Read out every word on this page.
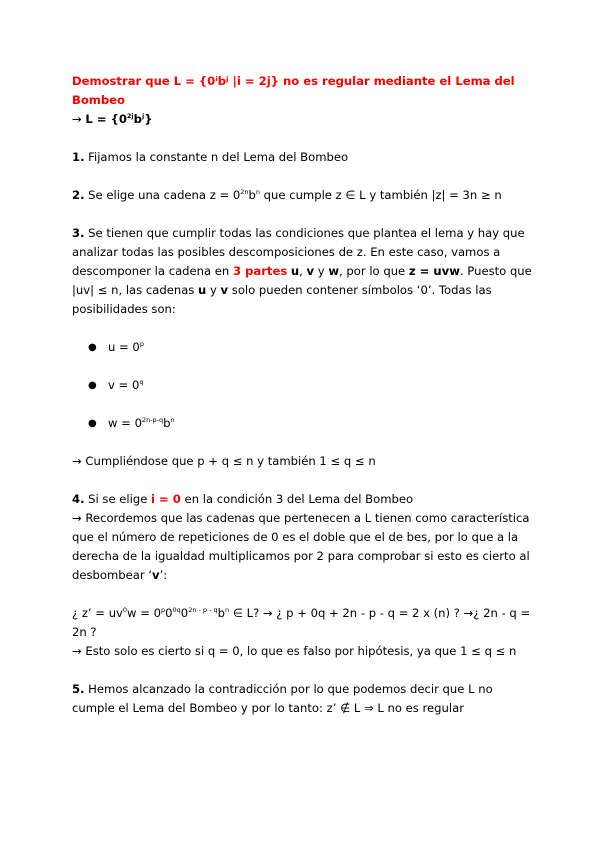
Demostrar que L = {0ⁱbʲ |i = 2j} no es regular mediante el Lema del Bombeo

→ $L = \{0^{2j}b^j\}$

1. Fijamos la constante n del Lema del Bombeo

2. Se elige una cadena $z = 0^{2n}b^n$ que cumple z ∈ L y también |z| = 3n ≥ n

3. Se tienen que cumplir todas las condiciones que plantea el lema y hay que analizar todas las posibles descomposiciones de z. En este caso, vamos a descomponer la cadena en 3 partes u, v y w, por lo que z = uvw. Puesto que |uv| ≤ n, las cadenas u y v solo pueden contener símbolos ‘0’. Todas las posibilidades son:

● $u = 0^p$
● $v = 0^q$
● $w = 0^{2n-p-q}b^n$

→ Cumpliéndose que p + q ≤ n y también 1 ≤ q ≤ n

4. Si se elige i = 0 en la condición 3 del Lema del Bombeo

→ Recordemos que las cadenas que pertenecen a L tienen como característica que el número de repeticiones de 0 es el doble que el de bes, por lo que a la derecha de la igualdad multiplicamos por 2 para comprobar si esto es cierto al desbombear ‘v’:

¿ z’ = $uv^0w = 0^p0^{0q}0^{2n - p - q}b^n$ ∈ L? → ¿ p + 0q + 2n - p - q = 2 x (n) ? →¿ 2n - q = 2n ?

→ Esto solo es cierto si q = 0, lo que es falso por hipótesis, ya que 1 ≤ q ≤ n

5. Hemos alcanzado la contradicción por lo que podemos decir que L no cumple el Lema del Bombeo y por lo tanto: z’ ∉ L ⇒ L no es regular
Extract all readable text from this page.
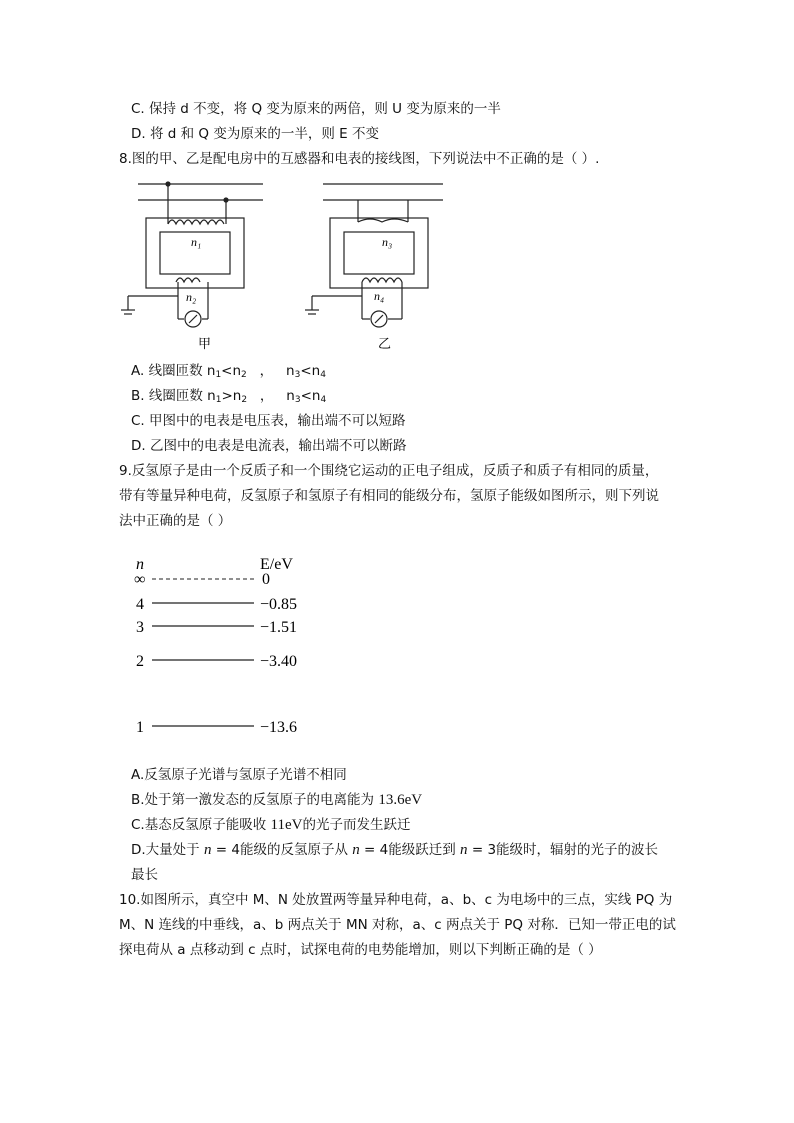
C. 保持 d 不变，将 Q 变为原来的两倍，则 U 变为原来的一半
D. 将 d 和 Q 变为原来的一半，则 E 不变
8.图的甲、乙是配电房中的互感器和电表的接线图，下列说法中不正确的是（ ）.
n₁
n₂
n₃
n₄
甲	乙
A. 线圈匝数 $n_1<n_2$   ，   $n_3<n_4$
B. 线圈匝数 $n_1>n_2$   ，   $n_3<n_4$
C. 甲图中的电表是电压表，输出端不可以短路
D. 乙图中的电表是电流表，输出端不可以断路
9.反氢原子是由一个反质子和一个围绕它运动的正电子组成，反质子和质子有相同的质量，
带有等量异种电荷，反氢原子和氢原子有相同的能级分布，氢原子能级如图所示，则下列说
法中正确的是（ ）
n	E/eV
∞	0
4	−0.85
3	−1.51
2	−3.40
1	−13.6
A.反氢原子光谱与氢原子光谱不相同
B.处于第一激发态的反氢原子的电离能为 13.6eV
C.基态反氢原子能吸收 11eV的光子而发生跃迁
D.大量处于 n = 4能级的反氢原子从 n = 4能级跃迁到 n = 3能级时，辐射的光子的波长
最长
10.如图所示，真空中 M、N 处放置两等量异种电荷，a、b、c 为电场中的三点，实线 PQ 为
M、N 连线的中垂线，a、b 两点关于 MN 对称，a、c 两点关于 PQ 对称．已知一带正电的试
探电荷从 a 点移动到 c 点时，试探电荷的电势能增加，则以下判断正确的是（ ）
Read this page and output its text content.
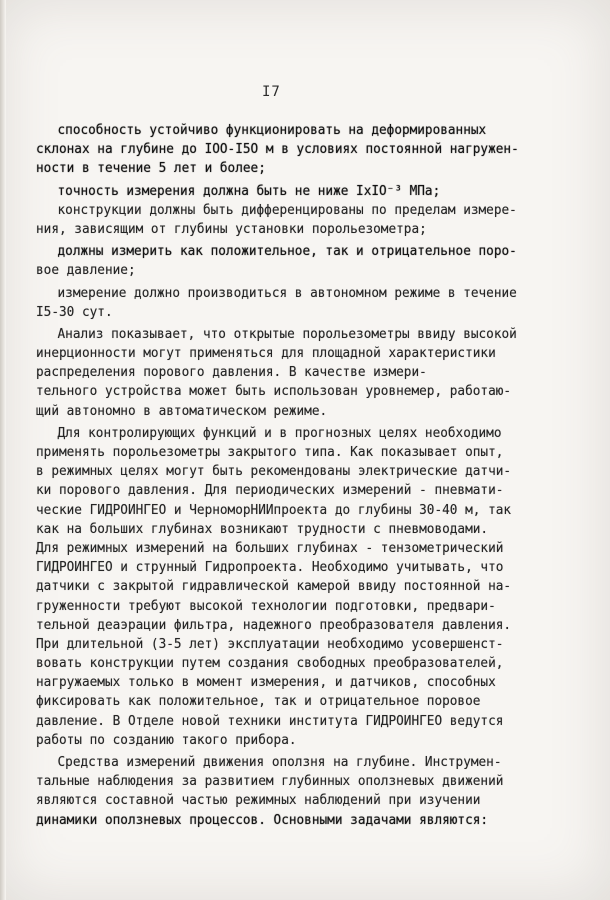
I7
способность устойчиво функционировать на деформированных
склонах на глубине до IOO-I5O м в условиях постоянной нагружен-
ности в течение 5 лет и более;
точность измерения должна быть не ниже IxIO⁻³ МПа;
конструкции должны быть дифференцированы по пределам измере-
ния, зависящим от глубины установки порольезометра;
должны измерить как положительное, так и отрицательное поро-
вое давление;
измерение должно производиться в автономном режиме в течение
I5-30 сут.
Анализ показывает, что открытые порольезометры ввиду высокой
инерционности могут применяться для площадной характеристики
распределения порового давления. В качестве измери-
тельного устройства может быть использован уровнемер, работаю-
щий автономно в автоматическом режиме.
Для контролирующих функций и в прогнозных целях необходимо
применять порольезометры закрытого типа. Как показывает опыт,
в режимных целях могут быть рекомендованы электрические датчи-
ки порового давления. Для периодических измерений - пневмати-
ческие ГИДРОИНГЕО и ЧерноморНИИпроекта до глубины 30-40 м, так
как на больших глубинах возникают трудности с пневмоводами.
Для режимных измерений на больших глубинах - тензометрический
ГИДРОИНГЕО и струнный Гидропроекта. Необходимо учитывать, что
датчики с закрытой гидравлической камерой ввиду постоянной на-
груженности требуют высокой технологии подготовки, предвари-
тельной деаэрации фильтра, надежного преобразователя давления.
При длительной (3-5 лет) эксплуатации необходимо усовершенст-
вовать конструкции путем создания свободных преобразователей,
нагружаемых только в момент измерения, и датчиков, способных
фиксировать как положительное, так и отрицательное поровое
давление. В Отделе новой техники института ГИДРОИНГЕО ведутся
работы по созданию такого прибора.
Средства измерений движения оползня на глубине. Инструмен-
тальные наблюдения за развитием глубинных оползневых движений
являются составной частью режимных наблюдений при изучении
динамики оползневых процессов. Основными задачами являются:
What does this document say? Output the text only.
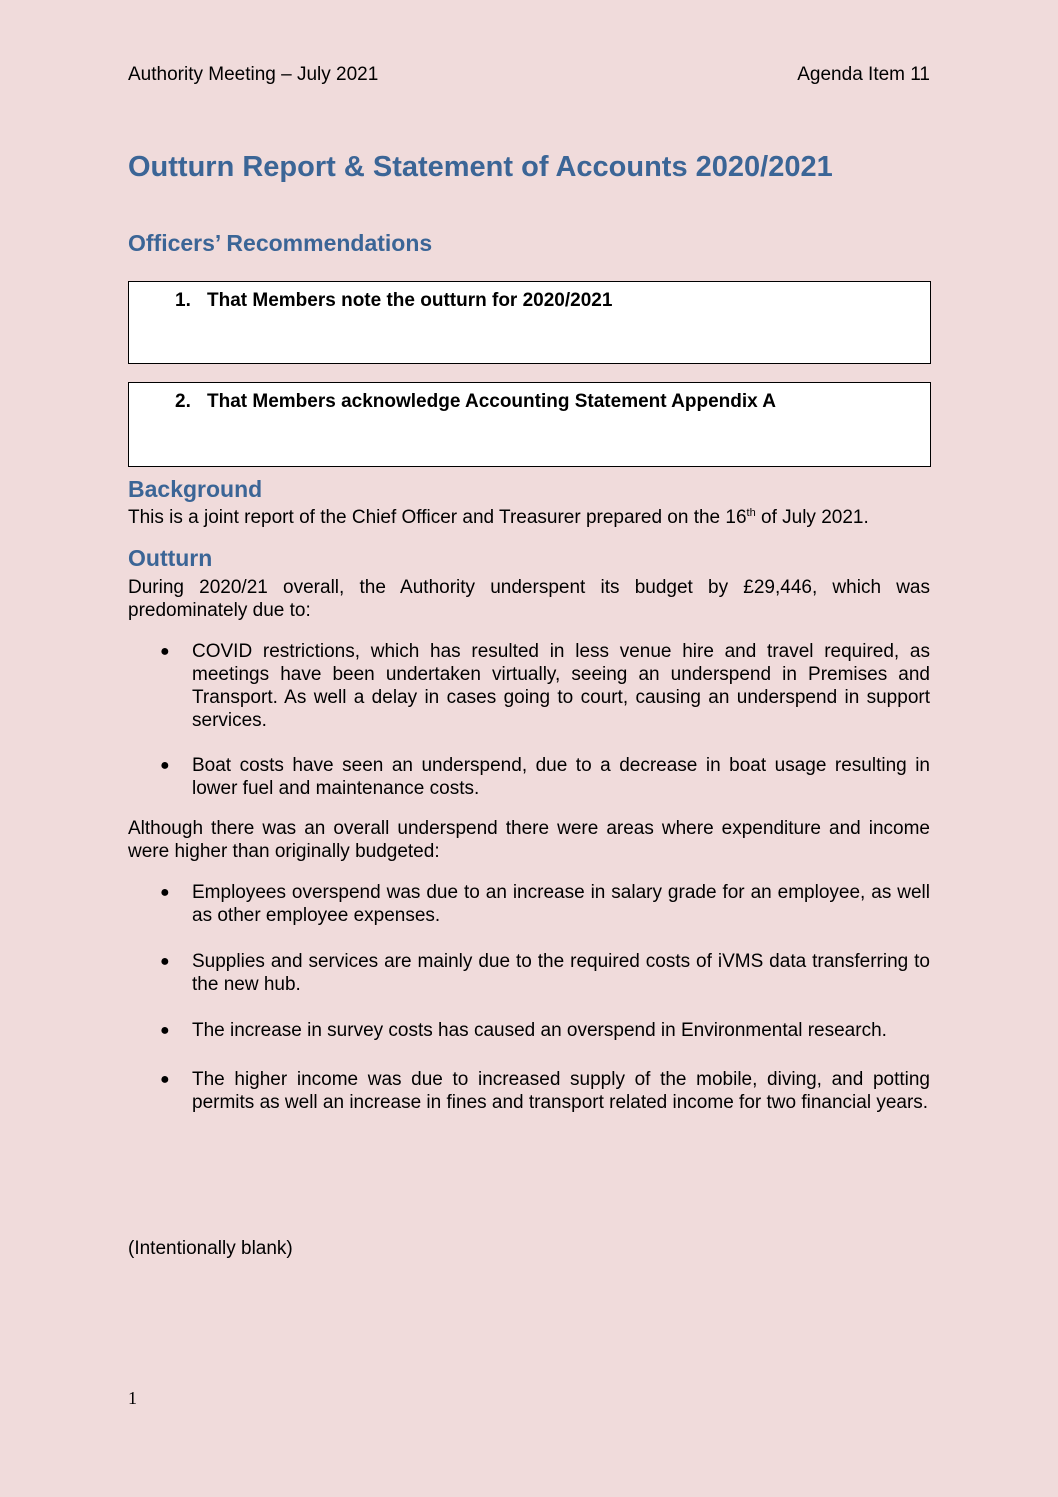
Authority Meeting – July 2021	Agenda Item 11
Outturn Report & Statement of Accounts 2020/2021
Officers’ Recommendations
1. That Members note the outturn for 2020/2021
2. That Members acknowledge Accounting Statement Appendix A
Background
This is a joint report of the Chief Officer and Treasurer prepared on the 16th of July 2021.
Outturn
During 2020/21 overall, the Authority underspent its budget by £29,446, which was predominately due to:
● COVID restrictions, which has resulted in less venue hire and travel required, as meetings have been undertaken virtually, seeing an underspend in Premises and Transport. As well a delay in cases going to court, causing an underspend in support services.
● Boat costs have seen an underspend, due to a decrease in boat usage resulting in lower fuel and maintenance costs.
Although there was an overall underspend there were areas where expenditure and income were higher than originally budgeted:
● Employees overspend was due to an increase in salary grade for an employee, as well as other employee expenses.
● Supplies and services are mainly due to the required costs of iVMS data transferring to the new hub.
● The increase in survey costs has caused an overspend in Environmental research.
● The higher income was due to increased supply of the mobile, diving, and potting permits as well an increase in fines and transport related income for two financial years.
(Intentionally blank)
1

▸ **What is expected**
Transcribe the records above verbatim. Do not carry over any picture.

▸ **Full output**
Read out every word on this page.
Demostrar que L = {0ⁱbʲ |i = 2j} no es regular mediante el Lema del Bombeo

→ $L = \{0^{2j}b^j\}$

1. Fijamos la constante n del Lema del Bombeo

2. Se elige una cadena $z = 0^{2n}b^n$ que cumple z ∈ L y también |z| = 3n ≥ n

3. Se tienen que cumplir todas las condiciones que plantea el lema y hay que analizar todas las posibles descomposiciones de z. En este caso, vamos a descomponer la cadena en 3 partes u, v y w, por lo que z = uvw. Puesto que |uv| ≤ n, las cadenas u y v solo pueden contener símbolos ‘0’. Todas las posibilidades son:

● $u = 0^p$
● $v = 0^q$
● $w = 0^{2n-p-q}b^n$

→ Cumpliéndose que p + q ≤ n y también 1 ≤ q ≤ n

4. Si se elige i = 0 en la condición 3 del Lema del Bombeo

→ Recordemos que las cadenas que pertenecen a L tienen como característica que el número de repeticiones de 0 es el doble que el de bes, por lo que a la derecha de la igualdad multiplicamos por 2 para comprobar si esto es cierto al desbombear ‘v’:

¿ z’ = $uv^0w = 0^p0^{0q}0^{2n - p - q}b^n$ ∈ L? → ¿ p + 0q + 2n - p - q = 2 x (n) ? →¿ 2n - q = 2n ?

→ Esto solo es cierto si q = 0, lo que es falso por hipótesis, ya que 1 ≤ q ≤ n

5. Hemos alcanzado la contradicción por lo que podemos decir que L no cumple el Lema del Bombeo y por lo tanto: z’ ∉ L ⇒ L no es regular
Extract all readable text from this page.
C. 保持 d 不变，将 Q 变为原来的两倍，则 U 变为原来的一半
D. 将 d 和 Q 变为原来的一半，则 E 不变
8.图的甲、乙是配电房中的互感器和电表的接线图，下列说法中不正确的是（ ）.
n₁
n₂
n₃
n₄
甲	乙
A. 线圈匝数 $n_1<n_2$   ，   $n_3<n_4$
B. 线圈匝数 $n_1>n_2$   ，   $n_3<n_4$
C. 甲图中的电表是电压表，输出端不可以短路
D. 乙图中的电表是电流表，输出端不可以断路
9.反氢原子是由一个反质子和一个围绕它运动的正电子组成，反质子和质子有相同的质量，
带有等量异种电荷，反氢原子和氢原子有相同的能级分布，氢原子能级如图所示，则下列说
法中正确的是（ ）
n	E/eV
∞	0
4	−0.85
3	−1.51
2	−3.40
1	−13.6
A.反氢原子光谱与氢原子光谱不相同
B.处于第一激发态的反氢原子的电离能为 13.6eV
C.基态反氢原子能吸收 11eV的光子而发生跃迁
D.大量处于 n = 4能级的反氢原子从 n = 4能级跃迁到 n = 3能级时，辐射的光子的波长
最长
10.如图所示，真空中 M、N 处放置两等量异种电荷，a、b、c 为电场中的三点，实线 PQ 为
M、N 连线的中垂线，a、b 两点关于 MN 对称，a、c 两点关于 PQ 对称．已知一带正电的试
探电荷从 a 点移动到 c 点时，试探电荷的电势能增加，则以下判断正确的是（ ）
Read this page and output its text content.
I7
способность устойчиво функционировать на деформированных
склонах на глубине до IOO-I5O м в условиях постоянной нагружен-
ности в течение 5 лет и более;
точность измерения должна быть не ниже IxIO⁻³ МПа;
конструкции должны быть дифференцированы по пределам измере-
ния, зависящим от глубины установки порольезометра;
должны измерить как положительное, так и отрицательное поро-
вое давление;
измерение должно производиться в автономном режиме в течение
I5-30 сут.
Анализ показывает, что открытые порольезометры ввиду высокой
инерционности могут применяться для площадной характеристики
распределения порового давления. В качестве измери-
тельного устройства может быть использован уровнемер, работаю-
щий автономно в автоматическом режиме.
Для контролирующих функций и в прогнозных целях необходимо
применять порольезометры закрытого типа. Как показывает опыт,
в режимных целях могут быть рекомендованы электрические датчи-
ки порового давления. Для периодических измерений - пневмати-
ческие ГИДРОИНГЕО и ЧерноморНИИпроекта до глубины 30-40 м, так
как на больших глубинах возникают трудности с пневмоводами.
Для режимных измерений на больших глубинах - тензометрический
ГИДРОИНГЕО и струнный Гидропроекта. Необходимо учитывать, что
датчики с закрытой гидравлической камерой ввиду постоянной на-
груженности требуют высокой технологии подготовки, предвари-
тельной деаэрации фильтра, надежного преобразователя давления.
При длительной (3-5 лет) эксплуатации необходимо усовершенст-
вовать конструкции путем создания свободных преобразователей,
нагружаемых только в момент измерения, и датчиков, способных
фиксировать как положительное, так и отрицательное поровое
давление. В Отделе новой техники института ГИДРОИНГЕО ведутся
работы по созданию такого прибора.
Средства измерений движения оползня на глубине. Инструмен-
тальные наблюдения за развитием глубинных оползневых движений
являются составной частью режимных наблюдений при изучении
динамики оползневых процессов. Основными задачами являются:
What does this document say? Output the text only.
Authority Meeting – July 2021	Agenda Item 11
Outturn Report & Statement of Accounts 2020/2021
Officers’ Recommendations
1. That Members note the outturn for 2020/2021
2. That Members acknowledge Accounting Statement Appendix A
Background
This is a joint report of the Chief Officer and Treasurer prepared on the 16th of July 2021.
Outturn
During 2020/21 overall, the Authority underspent its budget by £29,446, which was predominately due to:
● COVID restrictions, which has resulted in less venue hire and travel required, as meetings have been undertaken virtually, seeing an underspend in Premises and Transport. As well a delay in cases going to court, causing an underspend in support services.
● Boat costs have seen an underspend, due to a decrease in boat usage resulting in lower fuel and maintenance costs.
Although there was an overall underspend there were areas where expenditure and income were higher than originally budgeted:
● Employees overspend was due to an increase in salary grade for an employee, as well as other employee expenses.
● Supplies and services are mainly due to the required costs of iVMS data transferring to the new hub.
● The increase in survey costs has caused an overspend in Environmental research.
● The higher income was due to increased supply of the mobile, diving, and potting permits as well an increase in fines and transport related income for two financial years.
(Intentionally blank)
1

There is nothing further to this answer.